===== Dataset records
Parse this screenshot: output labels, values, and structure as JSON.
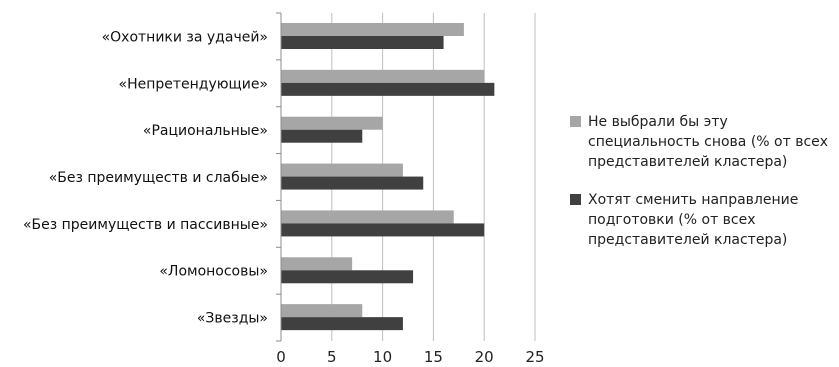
{
  "chart_data": {
    "type": "bar",
    "orientation": "horizontal",
    "categories": [
      "«Охотники за удачей»",
      "«Непретендующие»",
      "«Рациональные»",
      "«Без преимуществ и слабые»",
      "«Без преимуществ и пассивные»",
      "«Ломоносовы»",
      "«Звезды»"
    ],
    "series": [
      {
        "name": "Не выбрали бы эту специальность снова (% от всех представителей кластера)",
        "legend_lines": [
          "Не выбрали бы эту",
          "специальность снова (% от всех",
          "представителей кластера)"
        ],
        "color": "#a6a6a6",
        "values": [
          18,
          20,
          10,
          12,
          17,
          7,
          8
        ]
      },
      {
        "name": "Хотят сменить направление подготовки (% от всех представителей кластера)",
        "legend_lines": [
          "Хотят сменить направление",
          "подготовки (% от всех",
          "представителей кластера)"
        ],
        "color": "#404040",
        "values": [
          16,
          21,
          8,
          14,
          20,
          13,
          12
        ]
      }
    ],
    "xlim": [
      0,
      25
    ],
    "xticks": [
      "0",
      "5",
      "10",
      "15",
      "20",
      "25"
    ],
    "grid": true,
    "legend_position": "right"
  }
}
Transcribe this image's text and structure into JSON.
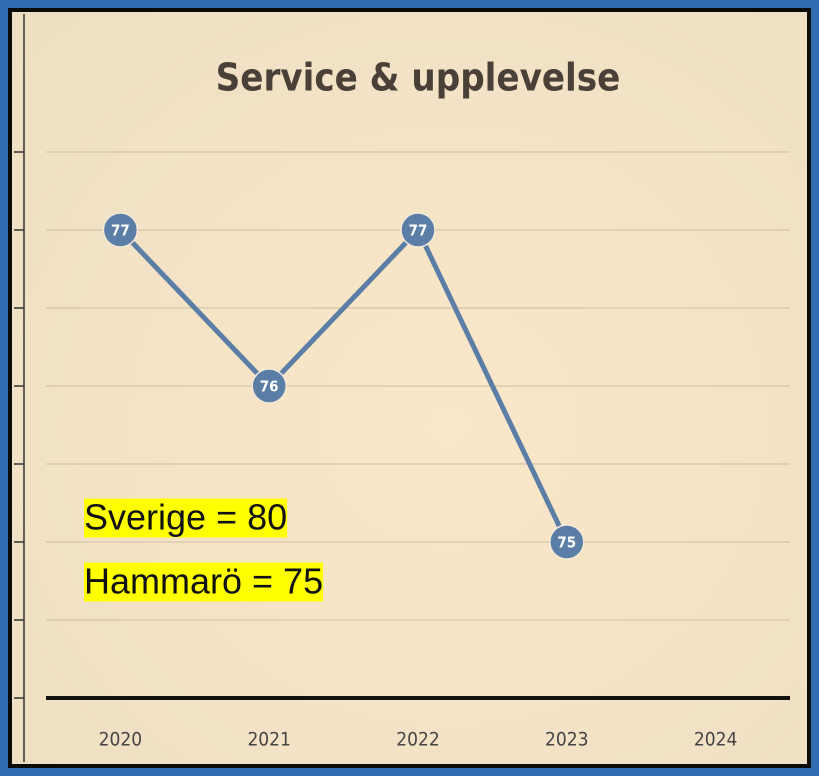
{
  "chart_data": {
    "type": "line",
    "title": "Service & upplevelse",
    "categories": [
      "2020",
      "2021",
      "2022",
      "2023",
      "2024"
    ],
    "series": [
      {
        "name": "Service & upplevelse",
        "color": "#5b7ea6",
        "values": [
          77,
          76,
          77,
          75,
          null
        ]
      }
    ],
    "ylim": [
      74,
      78
    ],
    "yticks": [
      74,
      74.5,
      75,
      75.5,
      76,
      76.5,
      77,
      77.5
    ],
    "grid": true,
    "annotations": [
      "Sverige = 80",
      "Hammarö = 75"
    ]
  }
}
==========
▶ Exercise description
Drop the images and repeat the data exactly.

▶ Result
Parse this screenshot: output labels, values, and structure as JSON.
{
  "chart_data": {
    "type": "bar",
    "orientation": "horizontal",
    "categories": [
      "«Охотники за удачей»",
      "«Непретендующие»",
      "«Рациональные»",
      "«Без преимуществ и слабые»",
      "«Без преимуществ и пассивные»",
      "«Ломоносовы»",
      "«Звезды»"
    ],
    "series": [
      {
        "name": "Не выбрали бы эту специальность снова (% от всех представителей кластера)",
        "legend_lines": [
          "Не выбрали бы эту",
          "специальность снова (% от всех",
          "представителей кластера)"
        ],
        "color": "#a6a6a6",
        "values": [
          18,
          20,
          10,
          12,
          17,
          7,
          8
        ]
      },
      {
        "name": "Хотят сменить направление подготовки (% от всех представителей кластера)",
        "legend_lines": [
          "Хотят сменить направление",
          "подготовки (% от всех",
          "представителей кластера)"
        ],
        "color": "#404040",
        "values": [
          16,
          21,
          8,
          14,
          20,
          13,
          12
        ]
      }
    ],
    "xlim": [
      0,
      25
    ],
    "xticks": [
      "0",
      "5",
      "10",
      "15",
      "20",
      "25"
    ],
    "grid": true,
    "legend_position": "right"
  }
}
Transcribe this image's text and structure into JSON.
{
  "chart_data": {
    "type": "line",
    "title": "Service & upplevelse",
    "categories": [
      "2020",
      "2021",
      "2022",
      "2023",
      "2024"
    ],
    "series": [
      {
        "name": "Service & upplevelse",
        "color": "#5b7ea6",
        "values": [
          77,
          76,
          77,
          75,
          null
        ]
      }
    ],
    "ylim": [
      74,
      78
    ],
    "yticks": [
      74,
      74.5,
      75,
      75.5,
      76,
      76.5,
      77,
      77.5
    ],
    "grid": true,
    "annotations": [
      "Sverige = 80",
      "Hammarö = 75"
    ]
  }
}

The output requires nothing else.